■ **What you will do**:
Lines containing the word "Tipi" are to be counted; state their number and nothing further.

■ **Source material**:

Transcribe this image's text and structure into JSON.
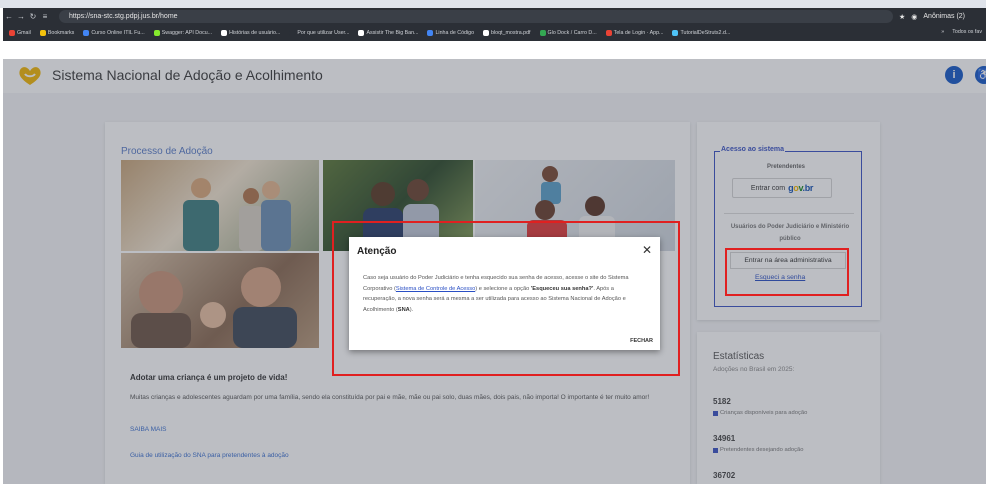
{
  "browser": {
    "url": "https://sna-stc.stg.pdpj.jus.br/home",
    "profile_label": "Anônimas (2)",
    "bookmarks": [
      "Gmail",
      "Bookmarks",
      "Curso Online ITIL Fu...",
      "Swagger: API Docu...",
      "Histórias de usuário...",
      "Por que utilizar User...",
      "Assistir The Big Ban...",
      "Linha de Código",
      "bloqt_mostra.pdf",
      "Glo Dock / Carro D...",
      "Tela de Login · App...",
      "TutorialDeStruts2.d..."
    ],
    "all_favorites": "Todos os fav"
  },
  "app": {
    "title": "Sistema Nacional de Adoção e Acolhimento",
    "info_icon": "i",
    "accessibility_icon": "♿"
  },
  "main": {
    "section_title": "Processo de Adoção",
    "headline": "Adotar uma criança é um projeto de vida!",
    "description": "Muitas crianças e adolescentes aguardam por uma família, sendo ela constituída por pai e mãe, mãe ou pai solo, duas mães, dois pais, não importa! O importante é ter muito amor!",
    "saiba_mais": "SAIBA MAIS",
    "guide_link": "Guia de utilização do SNA para pretendentes à adoção"
  },
  "access": {
    "legend": "Acesso ao sistema",
    "pretendentes": "Pretendentes",
    "entrar_com": "Entrar com",
    "gov_logo": "gov.br",
    "usuarios": "Usuários do Poder Judiciário e Ministério público",
    "admin_button": "Entrar na área administrativa",
    "forgot": "Esqueci a senha"
  },
  "stats": {
    "title": "Estatísticas",
    "subtitle": "Adoções no Brasil em 2025:",
    "items": [
      {
        "value": "5182",
        "label": "Crianças disponíveis para adoção"
      },
      {
        "value": "34961",
        "label": "Pretendentes desejando adoção"
      },
      {
        "value": "36702",
        "label": ""
      }
    ]
  },
  "modal": {
    "title": "Atenção",
    "close": "✕",
    "text_1": "Caso seja usuário do Poder Judiciário e tenha esquecido sua senha de acesso, acesse o site do Sistema Corporativo (",
    "link": "Sistema de Controle de Acesso",
    "text_2": ") e selecione a opção ",
    "bold_1": "'Esqueceu sua senha?'",
    "text_3": ". Após a recuperação, a nova senha será a mesma a ser utilizada para acesso ao Sistema Nacional de Adoção e Acolhimento (",
    "bold_2": "SNA",
    "text_4": ").",
    "button": "FECHAR"
  },
  "colors": {
    "accent": "#3a53c4",
    "link": "#2a4fc4",
    "highlight_box": "#e02020",
    "logo_yellow": "#f2b705"
  }
}
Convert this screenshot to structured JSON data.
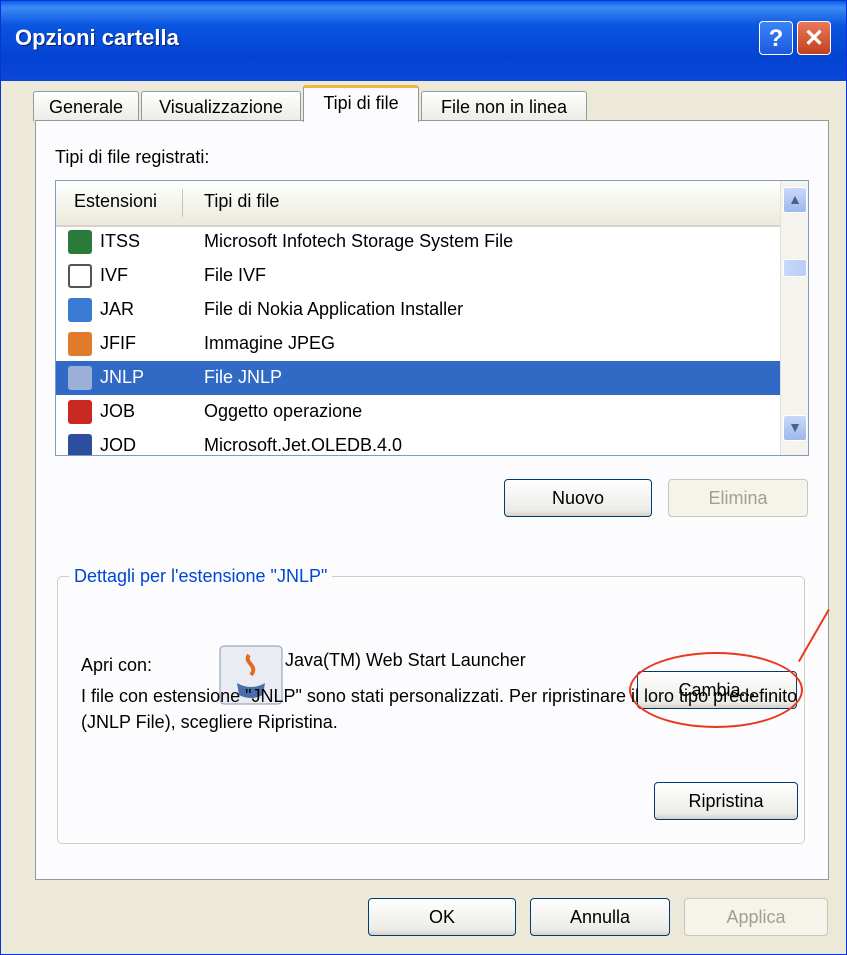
{
  "window": {
    "title": "Opzioni cartella"
  },
  "titlebar": {
    "help_label": "?",
    "close_label": "✕"
  },
  "tabs": [
    {
      "label": "Generale"
    },
    {
      "label": "Visualizzazione"
    },
    {
      "label": "Tipi di file"
    },
    {
      "label": "File non in linea"
    }
  ],
  "active_tab": "Tipi di file",
  "file_types": {
    "label": "Tipi di file registrati:",
    "columns": [
      "Estensioni",
      "Tipi di file"
    ],
    "rows": [
      {
        "ext": "ITSS",
        "type": "Microsoft Infotech Storage System File",
        "icon": "itss-file-icon",
        "color": "#2a7a3a"
      },
      {
        "ext": "IVF",
        "type": "File IVF",
        "icon": "ivf-file-icon",
        "color": "#555555"
      },
      {
        "ext": "JAR",
        "type": "File di Nokia Application Installer",
        "icon": "jar-file-icon",
        "color": "#3a7bd5"
      },
      {
        "ext": "JFIF",
        "type": "Immagine JPEG",
        "icon": "jpeg-file-icon",
        "color": "#e07b2a"
      },
      {
        "ext": "JNLP",
        "type": "File JNLP",
        "icon": "jnlp-file-icon",
        "color": "#9ab0d6",
        "selected": true
      },
      {
        "ext": "JOB",
        "type": "Oggetto operazione",
        "icon": "job-file-icon",
        "color": "#c8281f"
      },
      {
        "ext": "JOD",
        "type": "Microsoft.Jet.OLEDB.4.0",
        "icon": "jod-file-icon",
        "color": "#2b4f9e"
      }
    ],
    "scroll_up": "▲",
    "scroll_down": "▼"
  },
  "list_buttons": {
    "new_label": "Nuovo",
    "delete_label": "Elimina"
  },
  "details": {
    "title": "Dettagli per l'estensione \"JNLP\"",
    "open_with_label": "Apri con:",
    "app_name": "Java(TM) Web Start Launcher",
    "change_label": "Cambia...",
    "description": "I file con estensione \"JNLP\" sono stati personalizzati. Per ripristinare il loro tipo predefinito (JNLP File), scegliere Ripristina.",
    "restore_label": "Ripristina"
  },
  "footer": {
    "ok_label": "OK",
    "cancel_label": "Annulla",
    "apply_label": "Applica"
  },
  "colors": {
    "titlebar": "#0343d2",
    "selection": "#316ac5",
    "annotation": "#e8391d",
    "group_title": "#0046d5"
  }
}
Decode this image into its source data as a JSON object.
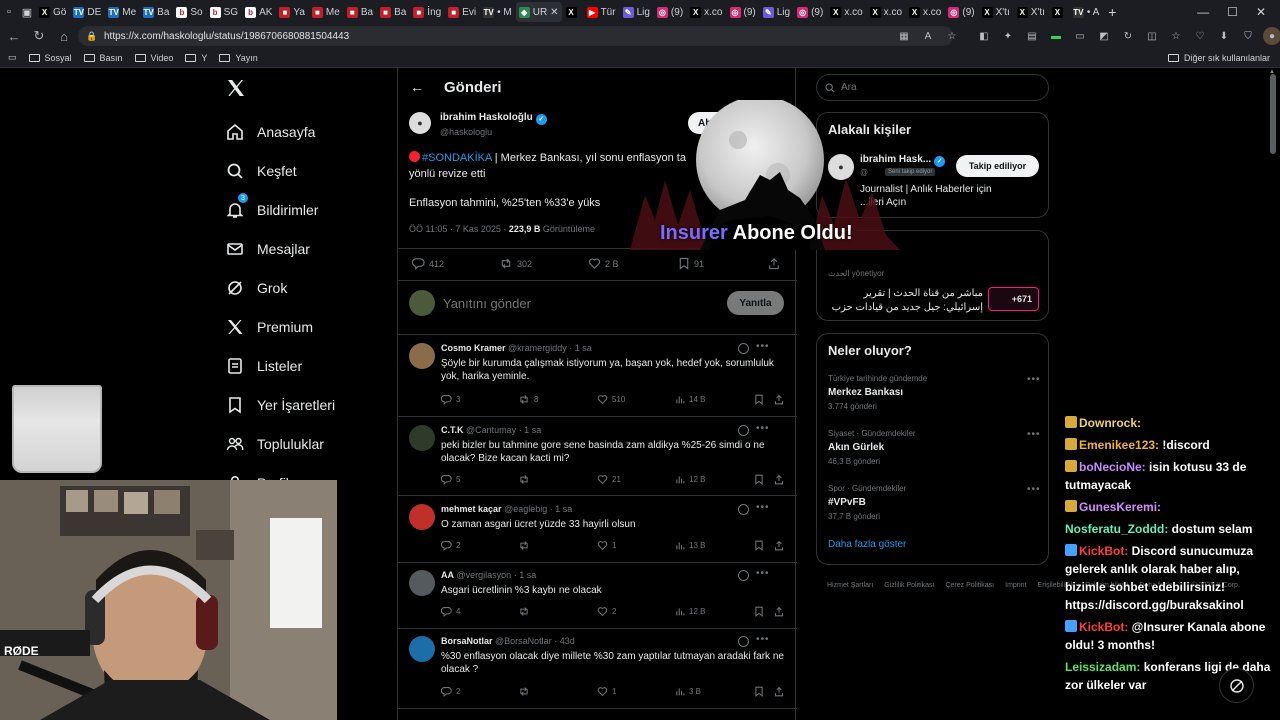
{
  "browser": {
    "tabs": [
      {
        "title": "Gö",
        "icon": "x-icon",
        "color": "#000000"
      },
      {
        "title": "DE",
        "icon": "tv-icon",
        "color": "#1e6fbf"
      },
      {
        "title": "Me",
        "icon": "tv-icon",
        "color": "#1e6fbf"
      },
      {
        "title": "Ba",
        "icon": "tv-icon",
        "color": "#1e6fbf"
      },
      {
        "title": "So",
        "icon": "b-icon",
        "color": "#ffffff"
      },
      {
        "title": "SG",
        "icon": "b-icon",
        "color": "#ffffff"
      },
      {
        "title": "AK",
        "icon": "b-icon",
        "color": "#ffffff"
      },
      {
        "title": "Ya",
        "icon": "news-icon",
        "color": "#c0202a"
      },
      {
        "title": "Me",
        "icon": "news-icon",
        "color": "#c0202a"
      },
      {
        "title": "Ba",
        "icon": "news-icon",
        "color": "#c0202a"
      },
      {
        "title": "Ba",
        "icon": "news-icon",
        "color": "#c0202a"
      },
      {
        "title": "İng",
        "icon": "news-icon",
        "color": "#c0202a"
      },
      {
        "title": "Evi",
        "icon": "news-icon",
        "color": "#c0202a"
      },
      {
        "title": "• M",
        "icon": "tv-icon",
        "color": "#333333"
      },
      {
        "title": "UR",
        "icon": "shield-icon",
        "color": "#2d8a4e",
        "active": true
      },
      {
        "title": "",
        "icon": "x-icon",
        "color": "#000000"
      },
      {
        "title": "Tür",
        "icon": "youtube-icon",
        "color": "#ff0000"
      },
      {
        "title": "Lig",
        "icon": "feather-icon",
        "color": "#6b5bd6"
      },
      {
        "title": "(9)",
        "icon": "instagram-icon",
        "color": "#d62976"
      },
      {
        "title": "x.co",
        "icon": "x-icon",
        "color": "#000000"
      },
      {
        "title": "(9)",
        "icon": "instagram-icon",
        "color": "#d62976"
      },
      {
        "title": "Lig",
        "icon": "feather-icon",
        "color": "#6b5bd6"
      },
      {
        "title": "(9)",
        "icon": "instagram-icon",
        "color": "#d62976"
      },
      {
        "title": "x.co",
        "icon": "x-icon",
        "color": "#000000"
      },
      {
        "title": "x.co",
        "icon": "x-icon",
        "color": "#000000"
      },
      {
        "title": "x.co",
        "icon": "x-icon",
        "color": "#000000"
      },
      {
        "title": "(9)",
        "icon": "instagram-icon",
        "color": "#d62976"
      },
      {
        "title": "X'tı",
        "icon": "x-icon",
        "color": "#000000"
      },
      {
        "title": "X'tı",
        "icon": "x-icon",
        "color": "#000000"
      },
      {
        "title": "",
        "icon": "x-icon",
        "color": "#000000"
      },
      {
        "title": "• A",
        "icon": "tv-icon",
        "color": "#333333"
      }
    ],
    "url": "https://x.com/haskologlu/status/1986706680881504443",
    "bookmarks": [
      "Sosyal",
      "Basın",
      "Video",
      "Y",
      "Yayın"
    ],
    "bookmarks_right": "Diğer sık kullanılanlar"
  },
  "nav": {
    "items": [
      {
        "label": "Anasayfa",
        "icon": "home-icon"
      },
      {
        "label": "Keşfet",
        "icon": "search-icon"
      },
      {
        "label": "Bildirimler",
        "icon": "bell-icon"
      },
      {
        "label": "Mesajlar",
        "icon": "mail-icon"
      },
      {
        "label": "Grok",
        "icon": "grok-icon"
      },
      {
        "label": "Premium",
        "icon": "x-icon"
      },
      {
        "label": "Listeler",
        "icon": "list-icon"
      },
      {
        "label": "Yer İşaretleri",
        "icon": "bookmark-icon"
      },
      {
        "label": "Topluluklar",
        "icon": "people-icon"
      },
      {
        "label": "Profil",
        "icon": "user-icon"
      }
    ],
    "notification_count": "3"
  },
  "main": {
    "title": "Gönderi",
    "tweet": {
      "name": "ibrahim Haskoloğlu",
      "handle": "@haskologlu",
      "follow_label": "Abo",
      "hashtag": "#SONDAKİKA",
      "body_line1": " | Merkez Bankası, yıl sonu enflasyon ta",
      "body_line2": "yönlü revize etti",
      "body2": "Enflasyon tahmini, %25'ten %33'e yüks",
      "time": "ÖÖ 11:05 · 7 Kas 2025 · ",
      "views": "223,9 B",
      "views_label": " Görüntüleme",
      "replies": "412",
      "reposts": "302",
      "likes": "2 B",
      "bookmarks": "91"
    },
    "reply_placeholder": "Yanıtını gönder",
    "reply_button": "Yanıtla",
    "replies": [
      {
        "name": "Cosmo Kramer",
        "handle": "@kramergiddy",
        "time": "· 1 sa",
        "text": "Şöyle bir kurumda çalışmak istiyorum ya, başan yok, hedef yok, sorumluluk yok, harika yeminle.",
        "r": "3",
        "rt": "8",
        "l": "510",
        "v": "14 B",
        "avatar_color": "#8a6b4a"
      },
      {
        "name": "C.T.K",
        "handle": "@Cantumay",
        "time": "· 1 sa",
        "text": "peki bizler bu tahmine gore sene basinda zam aldikya %25-26 simdi o ne olacak? Bize kacan kacti mi?",
        "r": "5",
        "rt": "",
        "l": "21",
        "v": "12 B",
        "avatar_color": "#2f3a2a"
      },
      {
        "name": "mehmet kaçar",
        "handle": "@eaglebig",
        "time": "· 1 sa",
        "text": "O zaman asgari ücret yüzde 33 hayirli olsun",
        "r": "2",
        "rt": "",
        "l": "1",
        "v": "13 B",
        "avatar_color": "#c0302a"
      },
      {
        "name": "AA",
        "handle": "@vergilasyon",
        "time": "· 1 sa",
        "text": "Asgari ücretlinin %3 kaybı ne olacak",
        "r": "4",
        "rt": "",
        "l": "2",
        "v": "12 B",
        "avatar_color": "#555a5e"
      },
      {
        "name": "BorsaNotlar",
        "handle": "@BorsaNotlar",
        "time": "· 43d",
        "text": "%30 enflasyon olacak diye millete %30 zam yaptılar tutmayan aradaki fark ne olacak ?",
        "r": "2",
        "rt": "",
        "l": "1",
        "v": "3 B",
        "avatar_color": "#1d6ea8"
      }
    ]
  },
  "sidebar": {
    "search_placeholder": "Ara",
    "related_title": "Alakalı kişiler",
    "related_name": "ibrahim Hask...",
    "related_handle": "@",
    "related_badge": "Seni takip ediyor",
    "related_bio": "Journalist | Anlık Haberler için ...ileri Açın",
    "related_button": "Takip ediliyor",
    "space_host": "الحدث  yönetiyor",
    "space_title": "مباشر من قناة الحدث | تقرير إسرائيلي: جيل جديد من قيادات حزب",
    "space_count": "+671",
    "trends_title": "Neler oluyor?",
    "trends": [
      {
        "context": "Türkiye tarihinde gündemde",
        "name": "Merkez Bankası",
        "count": "3.774 gönderi"
      },
      {
        "context": "Siyaset · Gündemdekiler",
        "name": "Akın Gürlek",
        "count": "46,3 B gönderi"
      },
      {
        "context": "Spor · Gündemdekiler",
        "name": "#VPvFB",
        "count": "37,7 B gönderi"
      }
    ],
    "show_more": "Daha fazla göster",
    "footer": [
      "Hizmet Şartları",
      "Gizlilik Politikası",
      "Çerez Politikası",
      "Imprint",
      "Erişilebilirlik",
      "Reklam bilgisi",
      "Daha fazla ...",
      "© 2025 X Corp."
    ]
  },
  "overlay": {
    "alert_user": "Insurer",
    "alert_text": " Abone Oldu!",
    "accent": "#7c6bff",
    "chat": [
      {
        "user": "Downrock:",
        "msg": "",
        "color": "#f0d060",
        "icon": "badge-icon"
      },
      {
        "user": "Emenikee123:",
        "msg": " !discord",
        "color": "#f0b040",
        "icon": "badge-icon"
      },
      {
        "user": "boNecioNe:",
        "msg": " isin kotusu 33 de tutmayacak",
        "color": "#c58bff",
        "icon": "badge-icon"
      },
      {
        "user": "GunesKeremi:",
        "msg": "",
        "color": "#d58bff",
        "icon": "badge-icon"
      },
      {
        "user": "Nosferatu_Zoddd:",
        "msg": " dostum selam",
        "color": "#5ef0c0",
        "icon": ""
      },
      {
        "user": "KickBot:",
        "msg": " Discord sunucumuza gelerek anlık olarak haber alıp, bizimle sohbet edebilirsiniz! https://discord.gg/buraksakinol",
        "color": "#ff4040",
        "icon": "bot-icon"
      },
      {
        "user": "KickBot:",
        "msg": " @Insurer Kanala abone oldu! 3 months!",
        "color": "#ff4040",
        "icon": "bot-icon"
      },
      {
        "user": "Leissizadam:",
        "msg": " konferans ligi de daha zor ülkeler var",
        "color": "#60e060",
        "icon": ""
      }
    ]
  }
}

■ **Expected output**:
4